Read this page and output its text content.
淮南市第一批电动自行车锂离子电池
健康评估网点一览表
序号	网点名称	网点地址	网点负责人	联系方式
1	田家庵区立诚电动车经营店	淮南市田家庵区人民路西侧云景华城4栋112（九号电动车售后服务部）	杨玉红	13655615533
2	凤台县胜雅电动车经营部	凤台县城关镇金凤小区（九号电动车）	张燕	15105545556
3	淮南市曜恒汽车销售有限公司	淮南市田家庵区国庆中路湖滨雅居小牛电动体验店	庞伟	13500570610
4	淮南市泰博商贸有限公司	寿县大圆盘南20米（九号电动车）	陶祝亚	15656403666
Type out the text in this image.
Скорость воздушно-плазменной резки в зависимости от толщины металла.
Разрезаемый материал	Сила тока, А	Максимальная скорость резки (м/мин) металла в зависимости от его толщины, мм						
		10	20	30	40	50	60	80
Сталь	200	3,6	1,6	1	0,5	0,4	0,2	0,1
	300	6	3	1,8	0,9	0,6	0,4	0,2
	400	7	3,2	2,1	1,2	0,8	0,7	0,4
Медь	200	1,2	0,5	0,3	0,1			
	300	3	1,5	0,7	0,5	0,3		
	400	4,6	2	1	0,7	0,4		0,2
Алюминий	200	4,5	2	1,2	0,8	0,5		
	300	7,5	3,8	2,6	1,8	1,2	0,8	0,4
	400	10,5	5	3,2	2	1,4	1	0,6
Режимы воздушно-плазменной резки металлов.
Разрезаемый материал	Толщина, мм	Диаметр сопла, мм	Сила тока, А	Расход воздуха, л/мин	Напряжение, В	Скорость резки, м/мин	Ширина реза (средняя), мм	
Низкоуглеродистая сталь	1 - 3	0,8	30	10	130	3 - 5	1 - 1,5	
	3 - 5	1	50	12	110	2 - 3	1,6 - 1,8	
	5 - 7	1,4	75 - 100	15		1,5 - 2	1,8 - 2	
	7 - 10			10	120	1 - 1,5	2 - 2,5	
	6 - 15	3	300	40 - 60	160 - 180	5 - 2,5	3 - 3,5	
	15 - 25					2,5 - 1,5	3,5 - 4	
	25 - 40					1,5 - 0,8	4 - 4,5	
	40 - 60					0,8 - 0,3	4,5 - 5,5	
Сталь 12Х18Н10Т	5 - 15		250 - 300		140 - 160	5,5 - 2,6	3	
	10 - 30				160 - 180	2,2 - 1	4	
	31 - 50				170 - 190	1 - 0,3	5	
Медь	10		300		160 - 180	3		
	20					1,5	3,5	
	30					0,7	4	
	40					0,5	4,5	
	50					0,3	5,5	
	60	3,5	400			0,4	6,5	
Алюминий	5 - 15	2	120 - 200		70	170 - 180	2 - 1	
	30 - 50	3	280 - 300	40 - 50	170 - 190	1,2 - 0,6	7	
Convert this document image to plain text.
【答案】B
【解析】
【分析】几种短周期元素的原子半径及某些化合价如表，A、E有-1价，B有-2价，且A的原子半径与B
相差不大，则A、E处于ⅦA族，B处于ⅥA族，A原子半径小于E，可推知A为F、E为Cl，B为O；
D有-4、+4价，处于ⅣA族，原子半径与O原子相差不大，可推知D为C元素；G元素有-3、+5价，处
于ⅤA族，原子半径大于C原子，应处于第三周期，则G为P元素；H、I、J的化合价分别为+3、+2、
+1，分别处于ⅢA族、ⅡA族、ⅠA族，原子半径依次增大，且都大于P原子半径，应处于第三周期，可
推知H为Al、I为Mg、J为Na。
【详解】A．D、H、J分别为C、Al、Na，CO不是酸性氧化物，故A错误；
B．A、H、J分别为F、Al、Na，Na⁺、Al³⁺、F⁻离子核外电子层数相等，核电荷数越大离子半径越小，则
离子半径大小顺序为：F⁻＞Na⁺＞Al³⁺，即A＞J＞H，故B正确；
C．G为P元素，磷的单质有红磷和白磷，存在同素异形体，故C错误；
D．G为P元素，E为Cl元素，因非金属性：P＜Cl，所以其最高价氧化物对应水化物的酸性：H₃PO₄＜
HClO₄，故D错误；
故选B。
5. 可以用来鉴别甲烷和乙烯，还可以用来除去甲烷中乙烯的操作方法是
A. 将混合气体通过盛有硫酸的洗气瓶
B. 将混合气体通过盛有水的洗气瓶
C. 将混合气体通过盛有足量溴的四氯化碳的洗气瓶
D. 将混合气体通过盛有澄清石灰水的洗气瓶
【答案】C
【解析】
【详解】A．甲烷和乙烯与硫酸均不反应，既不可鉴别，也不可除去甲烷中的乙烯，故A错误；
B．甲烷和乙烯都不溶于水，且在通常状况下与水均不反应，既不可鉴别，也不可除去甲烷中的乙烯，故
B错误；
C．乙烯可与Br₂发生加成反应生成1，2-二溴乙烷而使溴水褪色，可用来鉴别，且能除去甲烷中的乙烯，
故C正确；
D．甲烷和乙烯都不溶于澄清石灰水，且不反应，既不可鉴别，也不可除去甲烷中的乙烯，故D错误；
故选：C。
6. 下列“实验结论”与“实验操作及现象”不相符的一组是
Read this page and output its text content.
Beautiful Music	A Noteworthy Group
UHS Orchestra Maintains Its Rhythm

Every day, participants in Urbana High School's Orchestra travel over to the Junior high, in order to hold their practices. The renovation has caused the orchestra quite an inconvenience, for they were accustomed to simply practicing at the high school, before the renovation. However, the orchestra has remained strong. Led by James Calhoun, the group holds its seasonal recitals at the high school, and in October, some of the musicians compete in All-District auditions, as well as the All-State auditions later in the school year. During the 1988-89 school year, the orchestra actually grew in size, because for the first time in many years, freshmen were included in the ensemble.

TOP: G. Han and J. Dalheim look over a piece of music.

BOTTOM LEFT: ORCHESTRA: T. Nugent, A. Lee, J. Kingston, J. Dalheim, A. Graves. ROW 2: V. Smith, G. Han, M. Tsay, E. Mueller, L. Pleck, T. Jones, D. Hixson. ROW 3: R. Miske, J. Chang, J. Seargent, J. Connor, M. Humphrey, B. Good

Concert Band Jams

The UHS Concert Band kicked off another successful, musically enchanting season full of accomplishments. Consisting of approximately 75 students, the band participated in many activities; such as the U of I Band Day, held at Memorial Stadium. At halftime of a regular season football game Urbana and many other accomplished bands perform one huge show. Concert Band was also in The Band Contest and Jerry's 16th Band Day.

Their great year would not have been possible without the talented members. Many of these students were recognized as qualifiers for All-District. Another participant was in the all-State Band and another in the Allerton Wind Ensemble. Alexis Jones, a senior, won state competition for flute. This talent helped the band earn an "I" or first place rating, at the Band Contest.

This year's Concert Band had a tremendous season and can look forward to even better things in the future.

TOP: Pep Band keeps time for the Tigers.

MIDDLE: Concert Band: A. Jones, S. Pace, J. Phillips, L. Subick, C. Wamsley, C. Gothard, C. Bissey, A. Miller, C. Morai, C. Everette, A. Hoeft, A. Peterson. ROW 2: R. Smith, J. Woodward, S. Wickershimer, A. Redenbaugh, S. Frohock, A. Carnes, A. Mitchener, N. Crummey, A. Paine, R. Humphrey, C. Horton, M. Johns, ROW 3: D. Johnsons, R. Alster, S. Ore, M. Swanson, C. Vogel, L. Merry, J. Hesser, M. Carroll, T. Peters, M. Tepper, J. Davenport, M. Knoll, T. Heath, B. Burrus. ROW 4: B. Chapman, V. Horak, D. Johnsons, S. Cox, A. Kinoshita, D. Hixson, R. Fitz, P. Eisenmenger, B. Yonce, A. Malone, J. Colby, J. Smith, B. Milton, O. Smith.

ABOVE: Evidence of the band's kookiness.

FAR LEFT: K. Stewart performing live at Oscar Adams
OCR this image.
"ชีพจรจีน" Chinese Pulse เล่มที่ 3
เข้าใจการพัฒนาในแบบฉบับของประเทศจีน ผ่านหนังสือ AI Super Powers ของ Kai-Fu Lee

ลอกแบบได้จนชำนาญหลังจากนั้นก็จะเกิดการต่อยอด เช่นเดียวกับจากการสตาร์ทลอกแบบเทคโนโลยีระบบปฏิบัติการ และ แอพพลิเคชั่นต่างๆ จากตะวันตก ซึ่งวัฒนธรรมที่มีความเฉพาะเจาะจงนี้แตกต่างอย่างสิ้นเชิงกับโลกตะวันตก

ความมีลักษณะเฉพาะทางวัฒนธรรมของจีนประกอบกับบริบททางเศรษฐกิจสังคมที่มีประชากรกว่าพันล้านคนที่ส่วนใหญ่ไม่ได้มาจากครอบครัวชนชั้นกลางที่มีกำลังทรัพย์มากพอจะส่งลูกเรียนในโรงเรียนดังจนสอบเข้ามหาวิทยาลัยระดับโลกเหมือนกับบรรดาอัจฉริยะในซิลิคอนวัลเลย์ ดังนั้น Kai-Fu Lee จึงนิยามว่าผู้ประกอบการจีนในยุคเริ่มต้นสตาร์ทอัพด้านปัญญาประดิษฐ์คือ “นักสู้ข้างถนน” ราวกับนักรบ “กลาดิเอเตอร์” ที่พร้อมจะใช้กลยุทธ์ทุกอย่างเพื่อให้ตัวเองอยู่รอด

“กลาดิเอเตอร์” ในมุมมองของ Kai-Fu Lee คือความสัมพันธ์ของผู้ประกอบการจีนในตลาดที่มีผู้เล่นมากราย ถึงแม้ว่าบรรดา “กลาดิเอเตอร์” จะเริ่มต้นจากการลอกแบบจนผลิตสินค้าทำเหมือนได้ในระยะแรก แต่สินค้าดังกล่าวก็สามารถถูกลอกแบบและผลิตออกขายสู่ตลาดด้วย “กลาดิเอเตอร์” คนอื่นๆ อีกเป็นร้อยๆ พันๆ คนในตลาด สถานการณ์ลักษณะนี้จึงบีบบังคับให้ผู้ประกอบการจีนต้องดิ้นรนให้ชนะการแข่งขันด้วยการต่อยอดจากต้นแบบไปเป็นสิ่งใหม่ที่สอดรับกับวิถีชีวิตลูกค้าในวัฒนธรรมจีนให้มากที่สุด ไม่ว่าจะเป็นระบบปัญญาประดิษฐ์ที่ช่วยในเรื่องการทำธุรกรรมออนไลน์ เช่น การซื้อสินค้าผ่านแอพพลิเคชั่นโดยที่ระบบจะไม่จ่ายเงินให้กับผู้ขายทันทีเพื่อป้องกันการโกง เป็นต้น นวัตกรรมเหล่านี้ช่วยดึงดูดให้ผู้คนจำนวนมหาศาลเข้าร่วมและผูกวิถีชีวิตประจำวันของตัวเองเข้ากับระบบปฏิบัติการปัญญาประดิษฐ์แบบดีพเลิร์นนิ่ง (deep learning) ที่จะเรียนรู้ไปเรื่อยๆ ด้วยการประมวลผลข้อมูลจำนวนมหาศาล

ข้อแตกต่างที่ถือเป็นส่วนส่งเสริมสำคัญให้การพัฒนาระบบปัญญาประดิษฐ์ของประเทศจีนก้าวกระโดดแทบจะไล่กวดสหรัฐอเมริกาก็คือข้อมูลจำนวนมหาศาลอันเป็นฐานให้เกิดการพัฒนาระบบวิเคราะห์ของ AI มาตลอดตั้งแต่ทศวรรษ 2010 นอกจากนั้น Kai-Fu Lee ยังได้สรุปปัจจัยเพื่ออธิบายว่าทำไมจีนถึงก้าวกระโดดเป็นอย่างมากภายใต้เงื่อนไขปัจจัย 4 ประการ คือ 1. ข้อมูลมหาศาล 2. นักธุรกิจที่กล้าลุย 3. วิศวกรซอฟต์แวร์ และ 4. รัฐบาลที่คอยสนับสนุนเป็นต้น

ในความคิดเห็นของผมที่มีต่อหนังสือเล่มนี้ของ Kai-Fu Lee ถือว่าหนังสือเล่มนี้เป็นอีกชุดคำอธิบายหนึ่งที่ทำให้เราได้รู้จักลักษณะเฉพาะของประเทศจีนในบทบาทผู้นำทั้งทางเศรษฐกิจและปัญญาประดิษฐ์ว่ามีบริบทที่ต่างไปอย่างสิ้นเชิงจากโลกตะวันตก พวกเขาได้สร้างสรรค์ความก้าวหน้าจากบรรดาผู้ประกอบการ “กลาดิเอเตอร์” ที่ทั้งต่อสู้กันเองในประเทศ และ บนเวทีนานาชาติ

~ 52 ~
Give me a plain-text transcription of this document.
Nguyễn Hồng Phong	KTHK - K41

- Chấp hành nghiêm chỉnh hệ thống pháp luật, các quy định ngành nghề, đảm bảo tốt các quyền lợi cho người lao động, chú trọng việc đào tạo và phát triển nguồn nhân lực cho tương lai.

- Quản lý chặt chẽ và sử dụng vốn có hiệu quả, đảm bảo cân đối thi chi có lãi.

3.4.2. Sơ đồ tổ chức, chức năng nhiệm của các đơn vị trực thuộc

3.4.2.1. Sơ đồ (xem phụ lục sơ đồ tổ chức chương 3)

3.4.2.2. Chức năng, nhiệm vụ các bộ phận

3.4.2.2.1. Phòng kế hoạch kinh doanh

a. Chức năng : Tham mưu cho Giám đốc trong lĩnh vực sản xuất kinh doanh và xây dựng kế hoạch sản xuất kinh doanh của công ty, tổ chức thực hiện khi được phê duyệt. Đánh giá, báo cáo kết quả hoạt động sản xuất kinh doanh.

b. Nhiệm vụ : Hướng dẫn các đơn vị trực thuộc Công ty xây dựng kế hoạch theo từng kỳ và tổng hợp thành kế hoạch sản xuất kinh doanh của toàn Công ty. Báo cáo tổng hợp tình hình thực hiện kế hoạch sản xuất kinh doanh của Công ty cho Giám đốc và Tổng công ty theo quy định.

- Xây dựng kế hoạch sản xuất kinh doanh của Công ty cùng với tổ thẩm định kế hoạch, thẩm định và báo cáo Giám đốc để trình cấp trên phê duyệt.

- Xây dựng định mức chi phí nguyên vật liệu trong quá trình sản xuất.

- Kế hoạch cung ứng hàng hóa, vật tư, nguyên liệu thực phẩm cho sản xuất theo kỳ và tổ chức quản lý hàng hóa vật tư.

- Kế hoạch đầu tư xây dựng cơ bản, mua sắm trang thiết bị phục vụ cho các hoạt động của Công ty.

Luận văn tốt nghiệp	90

#####

(WRITTEN INSTRUCTION):
How many lines in the data contain the string "thuộc"? Respond with the number only.

(TASK ANSWER):
2